- [Document section]

"""

Sha'nya Pereira interviews Ann DeVaughn - part 3
Bronx History
Bronx Senior Storytellers - Ann DeVaughn - part 3 of 3

Sha'nya: And there’s another question. What does history mean to you?

Ann: What does?

Sha'nya: History mean to you personally?

Ann: History means a lot to me, because I was talking about the Union. I walked in... you ever heard of Adam Clayton Powell? you hear of A. Philip Randolph? you heard of Cleveland Robinson? you heard of Whitney Young? you heard of... I’m trying to think of so many other names that I walked with, I was in the March on Washington and I went on the train, the Freedom Train and it’s so many things that I have done, that right now you know, I’m not senile or nothing but it seem to be coming but I’m not wishing it on myself cause I do have a friend, cause right now I’m trying to think a lot of things that I did to tell you and I have a...

Sha'nya: Oh do you want to describe what the Freedom Train is?

Ann: Oh the Freedom Train? Well during that time the Freedom Train, we took the Freedom Train down to Washington DC and I can tell you Ella, not Ella Fitzgerald, Sarah Vaughan was on that train. Who else was on a train? and all Union- not all Union people. We were going down to for the march not the March on Washington cause the March on Washington came after the Freedom Train and we been down there to protest and that’s what I still do, I go round now I was going to Washington the other day but me on a walker it’s not good for me to be in a big crowd no more, you know but I just encourage you young people and I’m gonna get out there, going next week, I’m going to tell my assemblywoman “let me” and then there’s another lady lives here in the building, and do some start registration.

Jon: where?

Ann: Up there in the park!

Jon: For the midterms

Anne: And talk to these young people because they heard like I’m saying “What do we have to vote for? We don’t have nothing to vote for.” They have a lot to vote for! If they don’t vote, they won’t have nothing... But I love the Bronx.

Sha'nya: So what kept you in the Bronx all these years?

Ann: What kept me in the Bronx, well I was I had planned to go back to Riverton, North Carolina because I left my boyfriend down there, but after I got to New York and met all my, met a lot of friends and so I decided that I would stay if I got a job and it’s been wonderful for me ever since. I won’t complain, I won’t complain, that some say you have good days and bad days but all your good days cover your bad days, I won’t complain.

Sha'nya: What benefits have came from living in the Bronx for you?

Ann: What benefits? Well I’ve gotten a lot of benefits but even living here in this building. I’ve been here 19 years, and I’m very active in the building. In fact before they started the dining room here I used to come down and help the lady in the office and I been on trips, I used to encourage people to come and go on our trips so I was a very very good person here, but now that, I don’t call myself handicapped but I can’t move as I used to, because I love to dance! I won the senior citizen dance contests in ‘93 of all the seniors in the Bronx, Long Island and Staten Island and Brooklyn, and I won the price that was 1993 before the World Trade Center. The World Trade Center was they have uh they they had explosion there at 9/11 but ‘93 they had a little one too so I was there before so in ‘93. You remember '93?

"""

- [Written exercise A] From the interview transcript, list every person Ann asks whether the interviewer has heard of.
- [Written exercise B] Reproduce the interview transcript verbatim from "Ann: History means" up to and including "I have a...".
The rows after this point are separate material, unrelated to the interview transcript.

- [Provided material]
"""

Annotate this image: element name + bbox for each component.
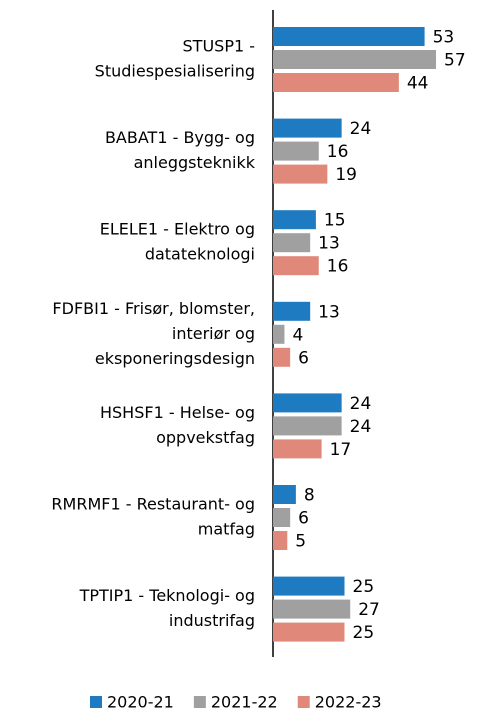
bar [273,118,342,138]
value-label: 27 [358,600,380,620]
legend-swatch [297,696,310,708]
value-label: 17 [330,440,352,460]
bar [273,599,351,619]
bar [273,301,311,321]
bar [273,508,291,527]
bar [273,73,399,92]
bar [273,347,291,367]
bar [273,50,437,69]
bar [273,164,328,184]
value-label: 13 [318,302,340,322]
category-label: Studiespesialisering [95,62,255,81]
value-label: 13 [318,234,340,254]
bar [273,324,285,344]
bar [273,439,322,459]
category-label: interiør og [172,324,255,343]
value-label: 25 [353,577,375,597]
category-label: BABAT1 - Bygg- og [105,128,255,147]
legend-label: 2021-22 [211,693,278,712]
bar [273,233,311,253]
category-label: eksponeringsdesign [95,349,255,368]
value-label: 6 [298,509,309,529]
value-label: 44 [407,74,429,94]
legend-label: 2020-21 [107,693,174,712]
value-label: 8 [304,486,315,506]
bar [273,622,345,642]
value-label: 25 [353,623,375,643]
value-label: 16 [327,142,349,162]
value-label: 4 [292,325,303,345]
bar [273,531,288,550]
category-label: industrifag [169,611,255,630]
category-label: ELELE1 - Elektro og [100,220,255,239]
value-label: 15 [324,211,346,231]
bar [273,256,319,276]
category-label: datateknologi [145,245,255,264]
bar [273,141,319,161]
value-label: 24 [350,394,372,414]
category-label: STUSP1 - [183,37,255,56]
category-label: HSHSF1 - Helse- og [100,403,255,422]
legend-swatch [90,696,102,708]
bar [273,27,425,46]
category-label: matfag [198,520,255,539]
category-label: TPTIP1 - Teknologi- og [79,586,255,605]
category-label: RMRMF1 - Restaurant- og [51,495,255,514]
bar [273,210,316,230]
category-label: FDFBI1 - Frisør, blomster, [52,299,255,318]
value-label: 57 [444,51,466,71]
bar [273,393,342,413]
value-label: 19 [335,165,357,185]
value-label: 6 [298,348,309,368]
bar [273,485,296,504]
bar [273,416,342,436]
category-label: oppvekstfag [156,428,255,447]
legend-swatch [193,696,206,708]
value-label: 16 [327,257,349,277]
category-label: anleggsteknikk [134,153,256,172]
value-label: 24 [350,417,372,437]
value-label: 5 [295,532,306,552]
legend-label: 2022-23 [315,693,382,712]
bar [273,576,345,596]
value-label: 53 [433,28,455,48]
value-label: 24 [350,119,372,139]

"""
"""

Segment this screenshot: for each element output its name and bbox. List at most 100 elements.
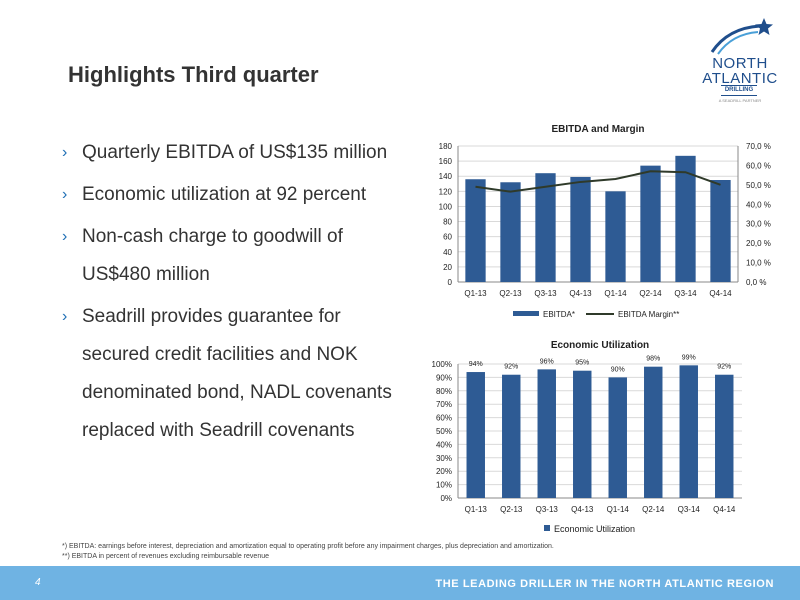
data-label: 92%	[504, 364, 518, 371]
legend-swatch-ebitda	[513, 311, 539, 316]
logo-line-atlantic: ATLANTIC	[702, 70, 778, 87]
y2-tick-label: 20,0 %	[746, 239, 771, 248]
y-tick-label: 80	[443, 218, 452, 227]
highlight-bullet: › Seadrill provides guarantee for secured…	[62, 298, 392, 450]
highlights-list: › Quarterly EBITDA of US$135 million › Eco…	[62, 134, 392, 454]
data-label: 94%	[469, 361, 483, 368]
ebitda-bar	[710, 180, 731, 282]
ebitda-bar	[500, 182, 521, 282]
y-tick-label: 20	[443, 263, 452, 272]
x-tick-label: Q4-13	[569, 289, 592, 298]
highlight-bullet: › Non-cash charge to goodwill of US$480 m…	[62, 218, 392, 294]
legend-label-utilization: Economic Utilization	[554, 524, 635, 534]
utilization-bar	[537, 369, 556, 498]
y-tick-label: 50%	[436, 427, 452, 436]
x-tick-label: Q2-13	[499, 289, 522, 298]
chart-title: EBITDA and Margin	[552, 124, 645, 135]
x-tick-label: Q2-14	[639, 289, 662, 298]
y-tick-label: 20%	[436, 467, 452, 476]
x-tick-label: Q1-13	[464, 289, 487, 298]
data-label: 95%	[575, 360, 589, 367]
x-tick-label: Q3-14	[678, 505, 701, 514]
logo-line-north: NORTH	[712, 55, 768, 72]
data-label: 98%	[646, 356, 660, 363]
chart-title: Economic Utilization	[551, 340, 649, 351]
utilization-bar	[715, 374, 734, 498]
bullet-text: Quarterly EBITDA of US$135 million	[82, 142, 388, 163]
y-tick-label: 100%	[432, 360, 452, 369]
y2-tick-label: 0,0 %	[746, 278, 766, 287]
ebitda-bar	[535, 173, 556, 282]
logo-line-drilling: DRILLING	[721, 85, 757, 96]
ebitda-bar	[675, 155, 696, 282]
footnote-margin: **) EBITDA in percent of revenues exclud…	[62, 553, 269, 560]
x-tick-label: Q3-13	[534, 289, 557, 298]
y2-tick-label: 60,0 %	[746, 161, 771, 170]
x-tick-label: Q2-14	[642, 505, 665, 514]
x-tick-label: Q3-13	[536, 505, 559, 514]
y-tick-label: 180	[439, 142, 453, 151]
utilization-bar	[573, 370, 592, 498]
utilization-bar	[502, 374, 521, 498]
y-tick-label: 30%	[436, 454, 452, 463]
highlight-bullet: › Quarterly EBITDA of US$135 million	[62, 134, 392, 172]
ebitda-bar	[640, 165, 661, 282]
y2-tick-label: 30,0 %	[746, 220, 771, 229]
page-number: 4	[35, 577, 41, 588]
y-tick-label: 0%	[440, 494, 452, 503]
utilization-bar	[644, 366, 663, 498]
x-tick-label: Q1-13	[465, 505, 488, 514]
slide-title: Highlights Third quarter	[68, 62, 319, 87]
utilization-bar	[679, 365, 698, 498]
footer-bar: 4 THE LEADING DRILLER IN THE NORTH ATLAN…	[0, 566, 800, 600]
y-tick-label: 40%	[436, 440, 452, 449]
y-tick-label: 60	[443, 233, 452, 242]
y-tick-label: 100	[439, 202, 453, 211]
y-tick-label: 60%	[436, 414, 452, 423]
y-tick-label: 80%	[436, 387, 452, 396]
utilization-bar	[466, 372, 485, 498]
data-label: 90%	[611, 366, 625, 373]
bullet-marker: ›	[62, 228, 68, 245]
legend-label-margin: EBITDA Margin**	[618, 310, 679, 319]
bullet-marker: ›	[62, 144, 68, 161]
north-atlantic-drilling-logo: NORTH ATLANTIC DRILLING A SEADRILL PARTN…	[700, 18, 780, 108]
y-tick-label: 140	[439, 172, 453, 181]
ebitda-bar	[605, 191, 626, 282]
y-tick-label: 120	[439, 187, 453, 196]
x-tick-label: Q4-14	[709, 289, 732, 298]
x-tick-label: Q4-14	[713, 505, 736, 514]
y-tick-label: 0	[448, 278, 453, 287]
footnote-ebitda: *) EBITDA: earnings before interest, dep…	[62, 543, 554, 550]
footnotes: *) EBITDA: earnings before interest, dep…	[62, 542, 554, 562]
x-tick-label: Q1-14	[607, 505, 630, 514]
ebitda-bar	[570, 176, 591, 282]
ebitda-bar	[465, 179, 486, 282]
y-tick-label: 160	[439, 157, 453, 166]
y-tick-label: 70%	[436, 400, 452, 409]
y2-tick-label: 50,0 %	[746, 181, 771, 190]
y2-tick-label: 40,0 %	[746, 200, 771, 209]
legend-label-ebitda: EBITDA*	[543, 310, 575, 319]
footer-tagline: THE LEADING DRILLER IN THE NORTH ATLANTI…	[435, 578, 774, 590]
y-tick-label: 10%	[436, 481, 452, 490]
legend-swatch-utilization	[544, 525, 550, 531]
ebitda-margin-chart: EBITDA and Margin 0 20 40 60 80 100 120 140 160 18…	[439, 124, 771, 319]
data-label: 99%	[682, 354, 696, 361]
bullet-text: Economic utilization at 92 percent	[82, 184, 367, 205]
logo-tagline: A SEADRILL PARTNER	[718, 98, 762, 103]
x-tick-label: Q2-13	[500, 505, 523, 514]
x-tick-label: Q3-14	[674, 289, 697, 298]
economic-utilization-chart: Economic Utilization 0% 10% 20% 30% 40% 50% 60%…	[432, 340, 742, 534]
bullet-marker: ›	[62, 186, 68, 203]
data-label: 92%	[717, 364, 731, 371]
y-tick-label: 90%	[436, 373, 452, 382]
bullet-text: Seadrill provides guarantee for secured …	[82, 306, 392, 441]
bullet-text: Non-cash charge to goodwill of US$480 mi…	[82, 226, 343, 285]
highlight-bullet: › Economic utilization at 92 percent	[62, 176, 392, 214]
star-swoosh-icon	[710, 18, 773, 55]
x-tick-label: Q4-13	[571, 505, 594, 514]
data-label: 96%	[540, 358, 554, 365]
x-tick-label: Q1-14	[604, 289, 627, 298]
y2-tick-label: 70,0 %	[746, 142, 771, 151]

"""
"""

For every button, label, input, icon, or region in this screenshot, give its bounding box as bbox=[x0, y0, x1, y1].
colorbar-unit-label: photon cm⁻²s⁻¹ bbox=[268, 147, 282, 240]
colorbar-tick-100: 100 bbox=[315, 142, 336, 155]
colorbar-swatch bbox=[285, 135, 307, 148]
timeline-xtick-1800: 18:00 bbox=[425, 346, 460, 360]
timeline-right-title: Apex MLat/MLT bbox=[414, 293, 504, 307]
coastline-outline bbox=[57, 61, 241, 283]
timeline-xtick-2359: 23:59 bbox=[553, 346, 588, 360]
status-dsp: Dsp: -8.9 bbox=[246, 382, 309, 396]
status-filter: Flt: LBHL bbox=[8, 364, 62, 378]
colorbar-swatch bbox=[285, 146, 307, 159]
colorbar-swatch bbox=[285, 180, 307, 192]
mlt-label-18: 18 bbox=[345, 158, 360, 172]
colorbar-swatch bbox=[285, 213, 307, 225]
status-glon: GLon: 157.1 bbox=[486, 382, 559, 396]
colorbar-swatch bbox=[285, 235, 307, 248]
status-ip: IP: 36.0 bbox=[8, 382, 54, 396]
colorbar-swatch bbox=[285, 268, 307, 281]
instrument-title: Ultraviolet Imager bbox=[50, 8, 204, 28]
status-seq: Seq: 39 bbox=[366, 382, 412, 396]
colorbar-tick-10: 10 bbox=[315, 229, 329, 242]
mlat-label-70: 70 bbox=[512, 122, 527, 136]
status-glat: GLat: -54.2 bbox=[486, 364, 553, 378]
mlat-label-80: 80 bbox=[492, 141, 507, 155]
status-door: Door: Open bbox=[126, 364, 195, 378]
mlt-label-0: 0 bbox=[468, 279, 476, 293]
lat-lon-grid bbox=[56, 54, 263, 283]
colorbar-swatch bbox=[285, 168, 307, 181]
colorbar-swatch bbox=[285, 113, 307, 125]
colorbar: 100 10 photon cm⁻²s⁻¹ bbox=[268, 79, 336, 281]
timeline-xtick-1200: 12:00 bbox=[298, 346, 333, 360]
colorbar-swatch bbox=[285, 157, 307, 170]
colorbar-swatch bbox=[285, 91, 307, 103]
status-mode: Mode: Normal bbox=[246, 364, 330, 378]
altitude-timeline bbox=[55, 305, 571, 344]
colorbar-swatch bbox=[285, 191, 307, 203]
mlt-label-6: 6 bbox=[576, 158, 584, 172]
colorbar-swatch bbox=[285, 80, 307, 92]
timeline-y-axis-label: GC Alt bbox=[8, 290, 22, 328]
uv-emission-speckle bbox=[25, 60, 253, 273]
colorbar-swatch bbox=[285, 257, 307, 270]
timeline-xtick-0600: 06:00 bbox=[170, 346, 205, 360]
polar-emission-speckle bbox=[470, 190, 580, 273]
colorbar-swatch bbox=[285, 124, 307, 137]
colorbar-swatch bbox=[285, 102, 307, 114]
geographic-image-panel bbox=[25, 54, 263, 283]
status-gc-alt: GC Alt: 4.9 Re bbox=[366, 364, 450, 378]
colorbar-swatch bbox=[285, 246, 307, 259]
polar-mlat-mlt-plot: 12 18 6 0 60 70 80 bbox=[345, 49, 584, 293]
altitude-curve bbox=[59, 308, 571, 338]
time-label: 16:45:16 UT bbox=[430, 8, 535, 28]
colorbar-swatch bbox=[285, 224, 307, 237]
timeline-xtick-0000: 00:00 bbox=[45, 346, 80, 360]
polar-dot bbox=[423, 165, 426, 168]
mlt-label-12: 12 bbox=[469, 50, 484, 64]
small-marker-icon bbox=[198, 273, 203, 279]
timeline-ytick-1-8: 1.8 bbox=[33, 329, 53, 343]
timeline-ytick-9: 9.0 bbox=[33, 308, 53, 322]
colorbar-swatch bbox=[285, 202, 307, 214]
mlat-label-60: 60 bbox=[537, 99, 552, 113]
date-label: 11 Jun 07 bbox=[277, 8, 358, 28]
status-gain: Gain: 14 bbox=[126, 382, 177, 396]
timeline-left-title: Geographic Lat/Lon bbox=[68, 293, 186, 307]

"""

- [Task result A]
- Adam Clayton Powell
- A. Philip Randolph
- Cleveland Robinson
- Whitney Young

- [Task result B]
Ann: History means a lot to me, because I was talking about the Union. I walked in... you ever heard of Adam Clayton Powell? you hear of A. Philip Randolph? you heard of Cleveland Robinson? you heard of Whitney Young? you heard of... I’m trying to think of so many other names that I walked with, I was in the March on Washington and I went on the train, the Freedom Train and it’s so many things that I have done, that right now you know, I’m not senile or nothing but it seem to be coming but I’m not wishing it on myself cause I do have a friend, cause right now I’m trying to think a lot of things that I did to tell you and I have a...